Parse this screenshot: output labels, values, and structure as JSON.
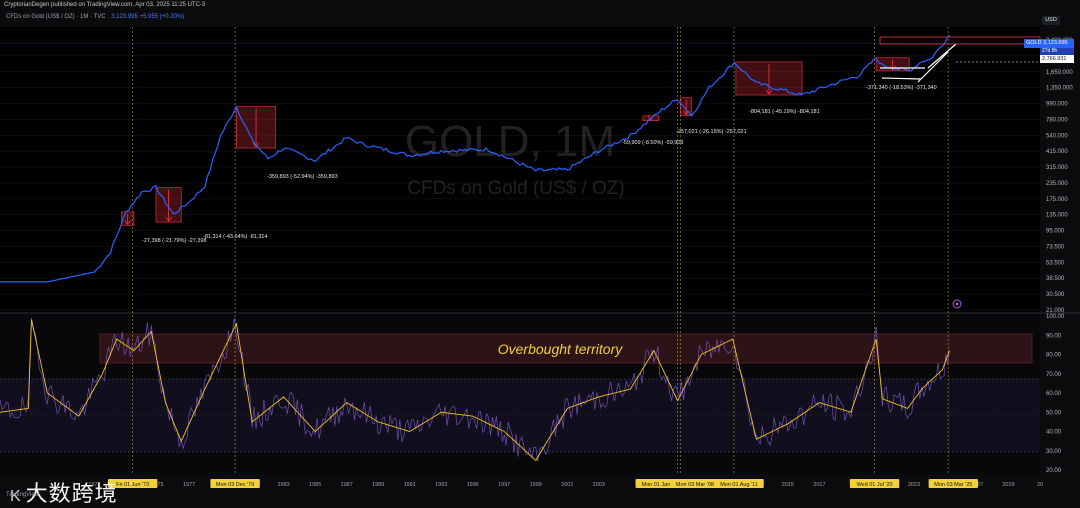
{
  "header": {
    "publisher_line": "CryptorianDegen published on TradingView.com, Apr 03, 2025 11:25 UTC-3",
    "legend_name": "CFDs on Gold (US$ / OZ) · 1M · TVC",
    "legend_values": "3,123.995 +5.955 (+0.20%)"
  },
  "watermark": {
    "symbol": "GOLD, 1M",
    "description": "CFDs on Gold (US$ / OZ)"
  },
  "price_axis": {
    "currency": "USD",
    "labels": [
      "3,430.000",
      "2,790.000",
      "1,650.000",
      "1,350.000",
      "990.000",
      "780.000",
      "540.000",
      "415.000",
      "315.000",
      "235.000",
      "175.000",
      "135.000",
      "95.000",
      "73.500",
      "53.500",
      "38.500",
      "30.500",
      "21.000"
    ]
  },
  "price_badge": {
    "symbol": "GOLD",
    "value": "3,123.995",
    "countdown": "27d 8h",
    "level": "2,766.931"
  },
  "rsi_axis": {
    "labels": [
      "100.00",
      "90.00",
      "80.00",
      "70.00",
      "60.00",
      "50.00",
      "40.00",
      "30.00",
      "20.00"
    ]
  },
  "time_axis": {
    "labels": [
      "1971",
      "1975",
      "1977",
      "1983",
      "1985",
      "1987",
      "1989",
      "1991",
      "1993",
      "1995",
      "1997",
      "1999",
      "2001",
      "2003",
      "2013",
      "2015",
      "2017",
      "2023",
      "2027",
      "2029",
      "20"
    ],
    "highlighted": [
      "Fri 01 Jun '73",
      "Mon 03 Dec '79",
      "Mon 01 Jan '08",
      "Mon 03 Mar '08",
      "Mon 01 Aug '11",
      "Wed 01 Jul '20",
      "Mon 03 Mar '25"
    ]
  },
  "annotations": {
    "a1": "-27,398 (-21.79%) -27,398",
    "a2": "-81,314 (-43.64%) -81,314",
    "a3": "-359,893 (-52.94%) -359,893",
    "a4": "-59,909 (-8.50%) -59,909",
    "a5": "-257,021 (-26.15%) -257,021",
    "a6": "-804,181 (-45.19%) -804,181",
    "a7": "-371,340 (-18.53%) -371,340"
  },
  "rsi_overlay": {
    "label": "Overbought territory"
  },
  "footer": {
    "tv_logo": "TradingView",
    "brand_mark": "K",
    "brand_name": "大数跨境"
  },
  "colors": {
    "price_line": "#2962ff",
    "rsi_line": "#7e57c2",
    "rsi_ma": "#f0c419",
    "drawdown": "#f23645",
    "highlight": "#f2d13a"
  },
  "chart_data": [
    {
      "type": "line",
      "title": "GOLD, 1M",
      "subtitle": "CFDs on Gold (US$ / OZ)",
      "scale": "log",
      "ylim": [
        21,
        3430
      ],
      "x": [
        1965,
        1968,
        1971,
        1972,
        1973,
        1974,
        1974.9,
        1976,
        1977,
        1978,
        1979,
        1980,
        1981,
        1982,
        1983,
        1985,
        1987,
        1988,
        1991,
        1993,
        1996,
        1999,
        2001,
        2003,
        2005,
        2007,
        2008,
        2008.9,
        2010,
        2011.6,
        2013,
        2015.9,
        2018,
        2019.5,
        2020.6,
        2021,
        2022.7,
        2023.5,
        2024,
        2024.5,
        2025.25
      ],
      "values": [
        35,
        35,
        42,
        60,
        125,
        180,
        195,
        120,
        150,
        200,
        500,
        850,
        460,
        330,
        400,
        320,
        480,
        430,
        350,
        380,
        390,
        265,
        270,
        380,
        500,
        800,
        980,
        720,
        1200,
        1900,
        1300,
        1050,
        1300,
        1500,
        2060,
        1800,
        1630,
        1950,
        2000,
        2350,
        3124
      ],
      "series": [
        {
          "name": "GOLD",
          "color": "#2962ff"
        }
      ]
    },
    {
      "type": "line",
      "ylim": [
        20,
        100
      ],
      "x": [
        1965,
        1966.8,
        1967,
        1968,
        1970,
        1971.5,
        1972.4,
        1973.5,
        1974.6,
        1975.5,
        1976.5,
        1978,
        1980,
        1981,
        1983,
        1985,
        1987,
        1989,
        1991,
        1993,
        1995,
        1997,
        1999,
        2001,
        2003,
        2005,
        2006.5,
        2008,
        2009.5,
        2011.5,
        2013,
        2015,
        2017,
        2019,
        2020.6,
        2021,
        2022.6,
        2023.5,
        2024,
        2024.8,
        2025.25
      ],
      "values": [
        50,
        52,
        98,
        60,
        48,
        70,
        88,
        82,
        92,
        55,
        35,
        62,
        96,
        45,
        58,
        40,
        55,
        45,
        40,
        50,
        48,
        40,
        25,
        52,
        58,
        62,
        82,
        56,
        80,
        88,
        36,
        44,
        55,
        50,
        88,
        57,
        52,
        62,
        66,
        72,
        82
      ],
      "series": [
        {
          "name": "RSI",
          "color": "#7e57c2"
        },
        {
          "name": "RSI MA",
          "color": "#f0c419"
        }
      ],
      "annotations": [
        "Overbought territory"
      ]
    }
  ]
}
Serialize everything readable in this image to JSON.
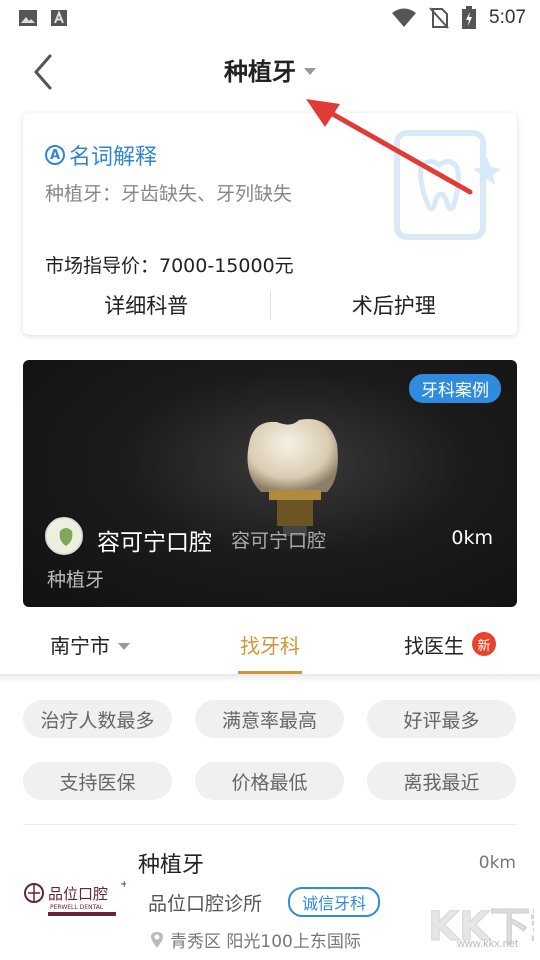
{
  "status_bar": {
    "time": "5:07",
    "icons": [
      "image-icon",
      "text-a-icon",
      "wifi-icon",
      "no-sim-icon",
      "battery-charging-icon"
    ]
  },
  "header": {
    "title": "种植牙",
    "back_icon": "chevron-left-icon",
    "dropdown_icon": "caret-down-icon"
  },
  "term_card": {
    "heading_icon": "circle-a-icon",
    "heading": "名词解释",
    "definition": "种植牙：牙齿缺失、牙列缺失",
    "price": "市场指导价：7000-15000元",
    "actions": [
      "详细科普",
      "术后护理"
    ]
  },
  "banner": {
    "tag": "牙科案例",
    "clinic_name": "容可宁口腔",
    "clinic_sub": "容可宁口腔",
    "distance": "0km",
    "procedure": "种植牙"
  },
  "tabs": [
    {
      "label": "南宁市",
      "has_dropdown": true
    },
    {
      "label": "找牙科",
      "active": true
    },
    {
      "label": "找医生",
      "badge": "新"
    }
  ],
  "filters": [
    "治疗人数最多",
    "满意率最高",
    "好评最多",
    "支持医保",
    "价格最低",
    "离我最近"
  ],
  "result": {
    "title": "种植牙",
    "distance": "0km",
    "clinic": "品位口腔诊所",
    "tag": "诚信牙科",
    "address": "青秀区 阳光100上东国际",
    "logo_text": "品位口腔",
    "logo_sub": "PERWELL DENTAL"
  },
  "watermark": {
    "text": "KK下载",
    "url": "www.kkx.net"
  },
  "colors": {
    "accent_blue": "#2e8bde",
    "tab_active": "#d3953a",
    "badge_red": "#e8432d",
    "arrow_red": "#e23b35"
  }
}
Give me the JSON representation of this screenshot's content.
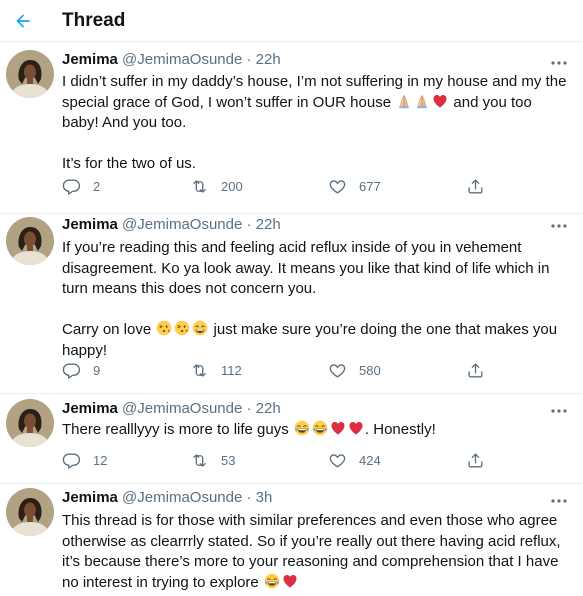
{
  "header": {
    "title": "Thread"
  },
  "colors": {
    "accent": "#1da1f2",
    "text": "#0f1419",
    "secondary": "#5b7083",
    "divider": "#ebeef0",
    "heart": "#e0245e"
  },
  "tweets": [
    {
      "name": "Jemima",
      "handle": "@JemimaOsunde",
      "sep": "·",
      "time": "22h",
      "paragraphs": [
        [
          "I didn’t suffer in my daddy’s house, I’m not suffering in my house and my the special grace of God, I won’t suffer in OUR house ",
          {
            "emoji": "pray"
          },
          {
            "emoji": "pray"
          },
          {
            "emoji": "heart"
          },
          " and you too baby! And you too."
        ],
        [
          "It’s for the two of us."
        ]
      ],
      "replies": "2",
      "retweets": "200",
      "likes": "677"
    },
    {
      "name": "Jemima",
      "handle": "@JemimaOsunde",
      "sep": "·",
      "time": "22h",
      "paragraphs": [
        [
          "If you’re reading this and feeling acid reflux inside of you in vehement disagreement. Ko ya look away. It means you like that kind of life which in turn means this does not concern you."
        ],
        [
          "Carry on love ",
          {
            "emoji": "kiss"
          },
          {
            "emoji": "kiss"
          },
          {
            "emoji": "grin"
          },
          " just make sure you’re doing the one that makes you happy!"
        ]
      ],
      "replies": "9",
      "retweets": "112",
      "likes": "580"
    },
    {
      "name": "Jemima",
      "handle": "@JemimaOsunde",
      "sep": "·",
      "time": "22h",
      "paragraphs": [
        [
          "There realllyyy is more to life guys ",
          {
            "emoji": "joy"
          },
          {
            "emoji": "joy"
          },
          {
            "emoji": "heart"
          },
          {
            "emoji": "heart"
          },
          ". Honestly!"
        ]
      ],
      "replies": "12",
      "retweets": "53",
      "likes": "424"
    },
    {
      "name": "Jemima",
      "handle": "@JemimaOsunde",
      "sep": "·",
      "time": "3h",
      "paragraphs": [
        [
          "This thread is for those with similar preferences and even those who agree otherwise as clearrrly stated. So if you’re really out there having acid reflux, it’s because there’s more to your reasoning and comprehension that I have no interest in trying to explore ",
          {
            "emoji": "joy"
          },
          {
            "emoji": "heart"
          }
        ]
      ],
      "replies": "",
      "retweets": "",
      "likes": ""
    }
  ],
  "icons": {
    "back": "arrow-left-icon",
    "more": "more-horizontal-icon",
    "reply": "reply-icon",
    "retweet": "retweet-icon",
    "like": "heart-outline-icon",
    "share": "share-icon"
  }
}
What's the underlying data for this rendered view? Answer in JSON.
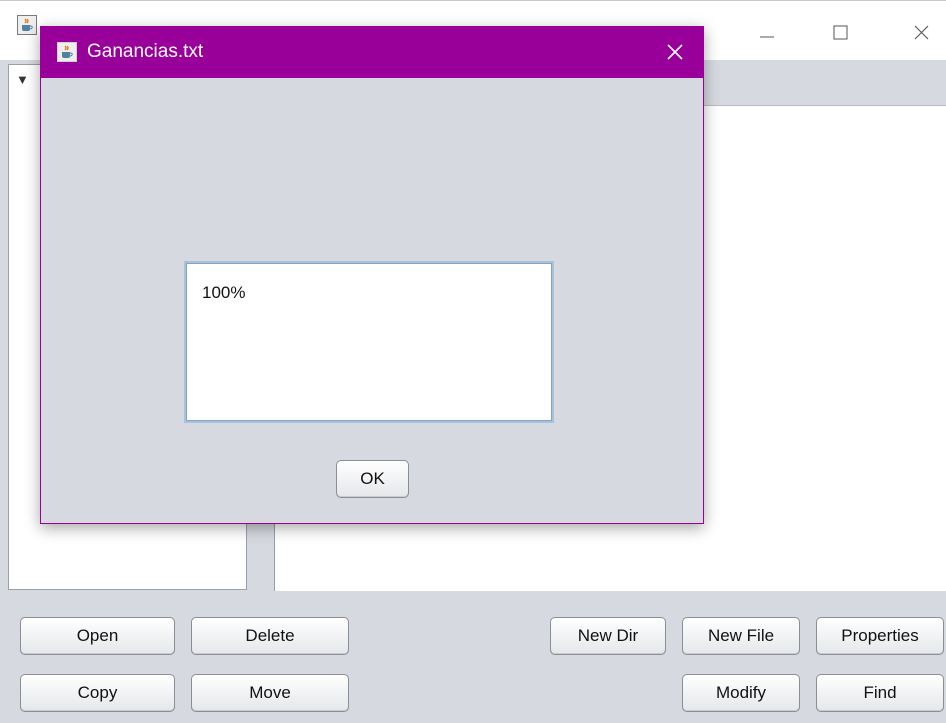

● **What you have to do**:
Using the listing above, list every line in which the string "replies" occurs.

● **Result for this exercise**:
      "replies": "2",
      "replies": "9",
      "replies": "12",
      "replies": "",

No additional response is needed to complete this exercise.